Exercise aim:
Every line below is to be quoted exactly, with nothing added or dropped.

Chart and figure data:
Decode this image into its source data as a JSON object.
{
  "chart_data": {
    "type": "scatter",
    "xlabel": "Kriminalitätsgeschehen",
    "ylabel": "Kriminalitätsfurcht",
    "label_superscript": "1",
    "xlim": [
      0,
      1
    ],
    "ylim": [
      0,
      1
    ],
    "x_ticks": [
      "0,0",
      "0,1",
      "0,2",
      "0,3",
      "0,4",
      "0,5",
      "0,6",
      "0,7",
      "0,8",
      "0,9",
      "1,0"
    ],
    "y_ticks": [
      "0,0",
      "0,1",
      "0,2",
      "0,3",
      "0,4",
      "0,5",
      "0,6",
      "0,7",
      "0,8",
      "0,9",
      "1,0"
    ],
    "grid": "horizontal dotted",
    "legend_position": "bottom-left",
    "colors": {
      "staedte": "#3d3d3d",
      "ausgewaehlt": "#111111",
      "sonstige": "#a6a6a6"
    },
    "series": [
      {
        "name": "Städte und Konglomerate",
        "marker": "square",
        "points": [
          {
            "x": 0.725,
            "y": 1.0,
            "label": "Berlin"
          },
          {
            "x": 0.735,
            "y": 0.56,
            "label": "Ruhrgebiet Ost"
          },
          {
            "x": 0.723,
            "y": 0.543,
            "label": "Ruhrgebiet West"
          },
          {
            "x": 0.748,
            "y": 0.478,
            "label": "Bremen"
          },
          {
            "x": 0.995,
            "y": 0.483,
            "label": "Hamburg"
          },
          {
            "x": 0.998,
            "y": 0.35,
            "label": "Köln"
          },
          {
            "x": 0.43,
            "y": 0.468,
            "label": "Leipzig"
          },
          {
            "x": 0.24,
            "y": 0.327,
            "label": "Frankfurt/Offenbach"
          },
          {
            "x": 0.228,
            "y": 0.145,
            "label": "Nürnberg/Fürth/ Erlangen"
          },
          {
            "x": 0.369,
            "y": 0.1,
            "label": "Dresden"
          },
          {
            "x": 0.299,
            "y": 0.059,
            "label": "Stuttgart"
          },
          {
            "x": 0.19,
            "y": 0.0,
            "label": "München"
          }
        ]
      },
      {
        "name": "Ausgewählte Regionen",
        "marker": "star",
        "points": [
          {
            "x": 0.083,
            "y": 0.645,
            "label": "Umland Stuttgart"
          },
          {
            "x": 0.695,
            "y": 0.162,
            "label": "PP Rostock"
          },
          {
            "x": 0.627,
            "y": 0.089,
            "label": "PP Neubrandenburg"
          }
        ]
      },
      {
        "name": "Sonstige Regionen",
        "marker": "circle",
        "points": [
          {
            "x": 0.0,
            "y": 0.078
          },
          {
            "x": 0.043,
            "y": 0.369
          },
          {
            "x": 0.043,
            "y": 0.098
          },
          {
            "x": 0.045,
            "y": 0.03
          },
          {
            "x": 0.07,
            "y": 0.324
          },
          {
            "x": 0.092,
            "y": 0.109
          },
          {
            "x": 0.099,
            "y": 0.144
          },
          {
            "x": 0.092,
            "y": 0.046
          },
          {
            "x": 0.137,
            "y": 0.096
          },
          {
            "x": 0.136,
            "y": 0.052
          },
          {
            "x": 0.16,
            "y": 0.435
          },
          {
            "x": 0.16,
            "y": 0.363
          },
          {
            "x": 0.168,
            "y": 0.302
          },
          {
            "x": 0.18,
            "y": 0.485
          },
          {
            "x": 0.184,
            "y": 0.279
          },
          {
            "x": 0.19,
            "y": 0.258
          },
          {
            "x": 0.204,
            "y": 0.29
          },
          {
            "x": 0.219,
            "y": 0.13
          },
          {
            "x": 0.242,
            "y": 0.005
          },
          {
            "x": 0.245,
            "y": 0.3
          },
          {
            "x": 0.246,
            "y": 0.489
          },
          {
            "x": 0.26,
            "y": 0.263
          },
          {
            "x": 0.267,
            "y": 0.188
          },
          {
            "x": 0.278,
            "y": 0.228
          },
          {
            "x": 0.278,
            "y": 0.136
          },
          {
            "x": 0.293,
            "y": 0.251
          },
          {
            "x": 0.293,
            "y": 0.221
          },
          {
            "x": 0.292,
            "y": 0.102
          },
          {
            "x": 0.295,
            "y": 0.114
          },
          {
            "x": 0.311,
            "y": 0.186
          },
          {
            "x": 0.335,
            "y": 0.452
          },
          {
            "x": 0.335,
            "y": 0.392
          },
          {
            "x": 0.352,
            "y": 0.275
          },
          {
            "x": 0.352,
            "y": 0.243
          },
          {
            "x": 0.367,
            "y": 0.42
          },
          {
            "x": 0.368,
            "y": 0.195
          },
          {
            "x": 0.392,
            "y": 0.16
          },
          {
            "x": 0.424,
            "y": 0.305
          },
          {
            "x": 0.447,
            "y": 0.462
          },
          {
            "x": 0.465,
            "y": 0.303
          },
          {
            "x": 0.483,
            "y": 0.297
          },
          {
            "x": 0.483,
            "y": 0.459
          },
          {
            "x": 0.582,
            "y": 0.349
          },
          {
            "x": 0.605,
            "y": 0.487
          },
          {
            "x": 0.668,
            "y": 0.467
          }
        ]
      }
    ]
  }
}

Exercise solution:
Decode this image into its source data as a JSON object.
{
  "chart_data": {
    "type": "scatter",
    "xlabel": "Kriminalitätsgeschehen",
    "ylabel": "Kriminalitätsfurcht",
    "label_superscript": "1",
    "xlim": [
      0,
      1
    ],
    "ylim": [
      0,
      1
    ],
    "x_ticks": [
      "0,0",
      "0,1",
      "0,2",
      "0,3",
      "0,4",
      "0,5",
      "0,6",
      "0,7",
      "0,8",
      "0,9",
      "1,0"
    ],
    "y_ticks": [
      "0,0",
      "0,1",
      "0,2",
      "0,3",
      "0,4",
      "0,5",
      "0,6",
      "0,7",
      "0,8",
      "0,9",
      "1,0"
    ],
    "grid": "horizontal dotted",
    "legend_position": "bottom-left",
    "colors": {
      "staedte": "#3d3d3d",
      "ausgewaehlt": "#111111",
      "sonstige": "#a6a6a6"
    },
    "series": [
      {
        "name": "Städte und Konglomerate",
        "marker": "square",
        "points": [
          {
            "x": 0.725,
            "y": 1.0,
            "label": "Berlin"
          },
          {
            "x": 0.735,
            "y": 0.56,
            "label": "Ruhrgebiet Ost"
          },
          {
            "x": 0.723,
            "y": 0.543,
            "label": "Ruhrgebiet West"
          },
          {
            "x": 0.748,
            "y": 0.478,
            "label": "Bremen"
          },
          {
            "x": 0.995,
            "y": 0.483,
            "label": "Hamburg"
          },
          {
            "x": 0.998,
            "y": 0.35,
            "label": "Köln"
          },
          {
            "x": 0.43,
            "y": 0.468,
            "label": "Leipzig"
          },
          {
            "x": 0.24,
            "y": 0.327,
            "label": "Frankfurt/Offenbach"
          },
          {
            "x": 0.228,
            "y": 0.145,
            "label": "Nürnberg/Fürth/ Erlangen"
          },
          {
            "x": 0.369,
            "y": 0.1,
            "label": "Dresden"
          },
          {
            "x": 0.299,
            "y": 0.059,
            "label": "Stuttgart"
          },
          {
            "x": 0.19,
            "y": 0.0,
            "label": "München"
          }
        ]
      },
      {
        "name": "Ausgewählte Regionen",
        "marker": "star",
        "points": [
          {
            "x": 0.083,
            "y": 0.645,
            "label": "Umland Stuttgart"
          },
          {
            "x": 0.695,
            "y": 0.162,
            "label": "PP Rostock"
          },
          {
            "x": 0.627,
            "y": 0.089,
            "label": "PP Neubrandenburg"
          }
        ]
      },
      {
        "name": "Sonstige Regionen",
        "marker": "circle",
        "points": [
          {
            "x": 0.0,
            "y": 0.078
          },
          {
            "x": 0.043,
            "y": 0.369
          },
          {
            "x": 0.043,
            "y": 0.098
          },
          {
            "x": 0.045,
            "y": 0.03
          },
          {
            "x": 0.07,
            "y": 0.324
          },
          {
            "x": 0.092,
            "y": 0.109
          },
          {
            "x": 0.099,
            "y": 0.144
          },
          {
            "x": 0.092,
            "y": 0.046
          },
          {
            "x": 0.137,
            "y": 0.096
          },
          {
            "x": 0.136,
            "y": 0.052
          },
          {
            "x": 0.16,
            "y": 0.435
          },
          {
            "x": 0.16,
            "y": 0.363
          },
          {
            "x": 0.168,
            "y": 0.302
          },
          {
            "x": 0.18,
            "y": 0.485
          },
          {
            "x": 0.184,
            "y": 0.279
          },
          {
            "x": 0.19,
            "y": 0.258
          },
          {
            "x": 0.204,
            "y": 0.29
          },
          {
            "x": 0.219,
            "y": 0.13
          },
          {
            "x": 0.242,
            "y": 0.005
          },
          {
            "x": 0.245,
            "y": 0.3
          },
          {
            "x": 0.246,
            "y": 0.489
          },
          {
            "x": 0.26,
            "y": 0.263
          },
          {
            "x": 0.267,
            "y": 0.188
          },
          {
            "x": 0.278,
            "y": 0.228
          },
          {
            "x": 0.278,
            "y": 0.136
          },
          {
            "x": 0.293,
            "y": 0.251
          },
          {
            "x": 0.293,
            "y": 0.221
          },
          {
            "x": 0.292,
            "y": 0.102
          },
          {
            "x": 0.295,
            "y": 0.114
          },
          {
            "x": 0.311,
            "y": 0.186
          },
          {
            "x": 0.335,
            "y": 0.452
          },
          {
            "x": 0.335,
            "y": 0.392
          },
          {
            "x": 0.352,
            "y": 0.275
          },
          {
            "x": 0.352,
            "y": 0.243
          },
          {
            "x": 0.367,
            "y": 0.42
          },
          {
            "x": 0.368,
            "y": 0.195
          },
          {
            "x": 0.392,
            "y": 0.16
          },
          {
            "x": 0.424,
            "y": 0.305
          },
          {
            "x": 0.447,
            "y": 0.462
          },
          {
            "x": 0.465,
            "y": 0.303
          },
          {
            "x": 0.483,
            "y": 0.297
          },
          {
            "x": 0.483,
            "y": 0.459
          },
          {
            "x": 0.582,
            "y": 0.349
          },
          {
            "x": 0.605,
            "y": 0.487
          },
          {
            "x": 0.668,
            "y": 0.467
          }
        ]
      }
    ]
  }
}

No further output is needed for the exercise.